Task brief:
Exactly reproduce all the records, keeping pictures out of the copy.
--- Begin ---
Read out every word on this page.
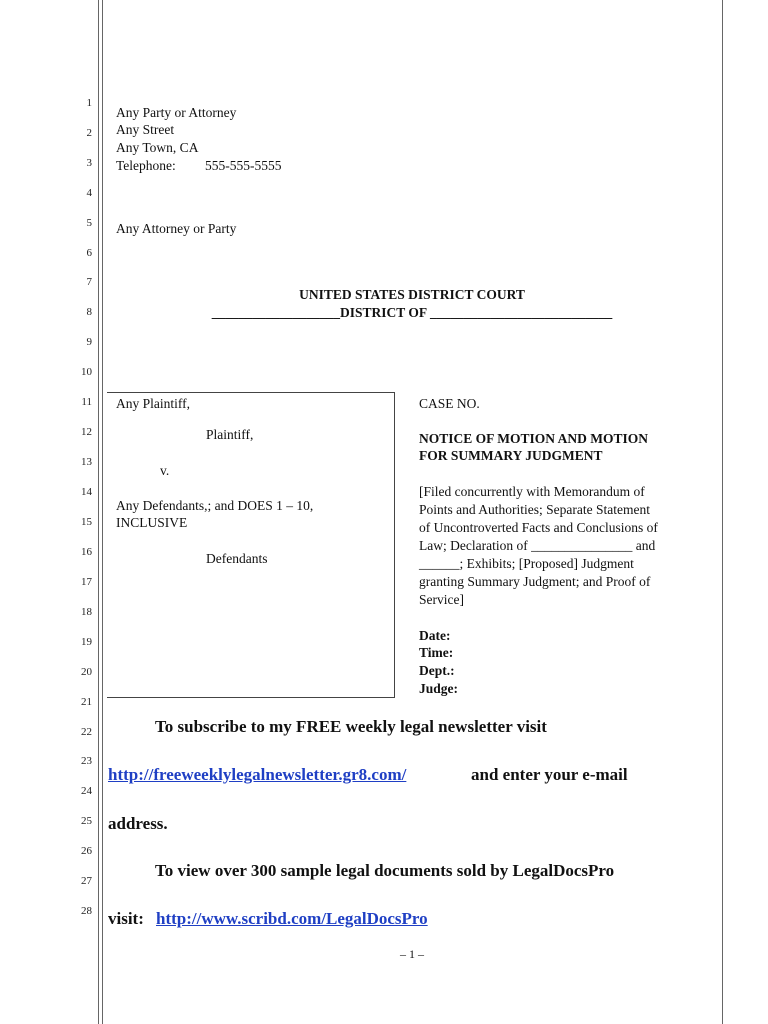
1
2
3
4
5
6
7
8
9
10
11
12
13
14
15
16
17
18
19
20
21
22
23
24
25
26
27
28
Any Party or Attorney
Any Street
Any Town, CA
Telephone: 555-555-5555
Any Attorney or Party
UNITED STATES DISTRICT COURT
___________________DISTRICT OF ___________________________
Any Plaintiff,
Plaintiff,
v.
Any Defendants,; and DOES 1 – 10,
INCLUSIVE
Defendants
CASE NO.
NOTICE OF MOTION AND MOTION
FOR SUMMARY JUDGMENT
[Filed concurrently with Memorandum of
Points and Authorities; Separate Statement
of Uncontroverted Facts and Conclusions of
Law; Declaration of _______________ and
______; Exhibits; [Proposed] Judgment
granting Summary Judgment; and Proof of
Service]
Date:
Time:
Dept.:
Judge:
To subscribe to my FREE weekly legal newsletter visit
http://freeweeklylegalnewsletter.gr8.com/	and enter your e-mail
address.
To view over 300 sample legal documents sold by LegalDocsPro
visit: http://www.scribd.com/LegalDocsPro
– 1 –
--- End ---
Response to the exercise:
Read out every word on this page.
1
2
3
4
5
6
7
8
9
10
11
12
13
14
15
16
17
18
19
20
21
22
23
24
25
26
27
28
Any Party or Attorney
Any Street
Any Town, CA
Telephone: 555-555-5555
Any Attorney or Party
UNITED STATES DISTRICT COURT
___________________DISTRICT OF ___________________________
Any Plaintiff,
Plaintiff,
v.
Any Defendants,; and DOES 1 – 10,
INCLUSIVE
Defendants
CASE NO.
NOTICE OF MOTION AND MOTION
FOR SUMMARY JUDGMENT
[Filed concurrently with Memorandum of
Points and Authorities; Separate Statement
of Uncontroverted Facts and Conclusions of
Law; Declaration of _______________ and
______; Exhibits; [Proposed] Judgment
granting Summary Judgment; and Proof of
Service]
Date:
Time:
Dept.:
Judge:
To subscribe to my FREE weekly legal newsletter visit
http://freeweeklylegalnewsletter.gr8.com/	and enter your e-mail
address.
To view over 300 sample legal documents sold by LegalDocsPro
visit: http://www.scribd.com/LegalDocsPro
– 1 –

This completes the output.